## [Task instructions]
The records underneath are to be repeated exactly, with the pictures left out.

>> BEGIN

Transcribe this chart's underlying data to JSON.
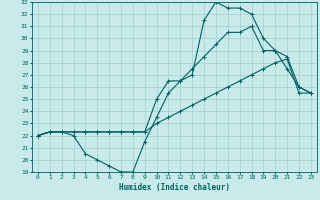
{
  "xlabel": "Humidex (Indice chaleur)",
  "bg_color": "#c8eaea",
  "line_color": "#006060",
  "grid_color": "#a0d0d0",
  "xlim": [
    -0.5,
    23.5
  ],
  "ylim": [
    19,
    33
  ],
  "xticks": [
    0,
    1,
    2,
    3,
    4,
    5,
    6,
    7,
    8,
    9,
    10,
    11,
    12,
    13,
    14,
    15,
    16,
    17,
    18,
    19,
    20,
    21,
    22,
    23
  ],
  "yticks": [
    19,
    20,
    21,
    22,
    23,
    24,
    25,
    26,
    27,
    28,
    29,
    30,
    31,
    32,
    33
  ],
  "line1_x": [
    0,
    1,
    2,
    3,
    4,
    5,
    6,
    7,
    8,
    9,
    10,
    11,
    12,
    13,
    14,
    15,
    16,
    17,
    18,
    19,
    20,
    21,
    22,
    23
  ],
  "line1_y": [
    22.0,
    22.3,
    22.3,
    22.3,
    22.3,
    22.3,
    22.3,
    22.3,
    22.3,
    22.3,
    23.0,
    23.5,
    24.0,
    24.5,
    25.0,
    25.5,
    26.0,
    26.5,
    27.0,
    27.5,
    28.0,
    28.3,
    25.5,
    25.5
  ],
  "line2_x": [
    0,
    1,
    2,
    3,
    4,
    5,
    6,
    7,
    8,
    9,
    10,
    11,
    12,
    13,
    14,
    15,
    16,
    17,
    18,
    19,
    20,
    21,
    22,
    23
  ],
  "line2_y": [
    22.0,
    22.3,
    22.3,
    22.0,
    20.5,
    20.0,
    19.5,
    19.0,
    19.0,
    21.5,
    23.5,
    25.5,
    26.5,
    27.0,
    31.5,
    33.0,
    32.5,
    32.5,
    32.0,
    30.0,
    29.0,
    28.5,
    26.0,
    25.5
  ],
  "line3_x": [
    0,
    1,
    2,
    3,
    4,
    5,
    6,
    7,
    8,
    9,
    10,
    11,
    12,
    13,
    14,
    15,
    16,
    17,
    18,
    19,
    20,
    21,
    22,
    23
  ],
  "line3_y": [
    22.0,
    22.3,
    22.3,
    22.3,
    22.3,
    22.3,
    22.3,
    22.3,
    22.3,
    22.3,
    25.0,
    26.5,
    26.5,
    27.5,
    28.5,
    29.5,
    30.5,
    30.5,
    31.0,
    29.0,
    29.0,
    27.5,
    26.0,
    25.5
  ]
}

>> END

## [Exercise result]
Transcribe this chart's underlying data to JSON.
{
  "xlabel": "Humidex (Indice chaleur)",
  "bg_color": "#c8eaea",
  "line_color": "#006060",
  "grid_color": "#a0d0d0",
  "xlim": [
    -0.5,
    23.5
  ],
  "ylim": [
    19,
    33
  ],
  "xticks": [
    0,
    1,
    2,
    3,
    4,
    5,
    6,
    7,
    8,
    9,
    10,
    11,
    12,
    13,
    14,
    15,
    16,
    17,
    18,
    19,
    20,
    21,
    22,
    23
  ],
  "yticks": [
    19,
    20,
    21,
    22,
    23,
    24,
    25,
    26,
    27,
    28,
    29,
    30,
    31,
    32,
    33
  ],
  "line1_x": [
    0,
    1,
    2,
    3,
    4,
    5,
    6,
    7,
    8,
    9,
    10,
    11,
    12,
    13,
    14,
    15,
    16,
    17,
    18,
    19,
    20,
    21,
    22,
    23
  ],
  "line1_y": [
    22.0,
    22.3,
    22.3,
    22.3,
    22.3,
    22.3,
    22.3,
    22.3,
    22.3,
    22.3,
    23.0,
    23.5,
    24.0,
    24.5,
    25.0,
    25.5,
    26.0,
    26.5,
    27.0,
    27.5,
    28.0,
    28.3,
    25.5,
    25.5
  ],
  "line2_x": [
    0,
    1,
    2,
    3,
    4,
    5,
    6,
    7,
    8,
    9,
    10,
    11,
    12,
    13,
    14,
    15,
    16,
    17,
    18,
    19,
    20,
    21,
    22,
    23
  ],
  "line2_y": [
    22.0,
    22.3,
    22.3,
    22.0,
    20.5,
    20.0,
    19.5,
    19.0,
    19.0,
    21.5,
    23.5,
    25.5,
    26.5,
    27.0,
    31.5,
    33.0,
    32.5,
    32.5,
    32.0,
    30.0,
    29.0,
    28.5,
    26.0,
    25.5
  ],
  "line3_x": [
    0,
    1,
    2,
    3,
    4,
    5,
    6,
    7,
    8,
    9,
    10,
    11,
    12,
    13,
    14,
    15,
    16,
    17,
    18,
    19,
    20,
    21,
    22,
    23
  ],
  "line3_y": [
    22.0,
    22.3,
    22.3,
    22.3,
    22.3,
    22.3,
    22.3,
    22.3,
    22.3,
    22.3,
    25.0,
    26.5,
    26.5,
    27.5,
    28.5,
    29.5,
    30.5,
    30.5,
    31.0,
    29.0,
    29.0,
    27.5,
    26.0,
    25.5
  ]
}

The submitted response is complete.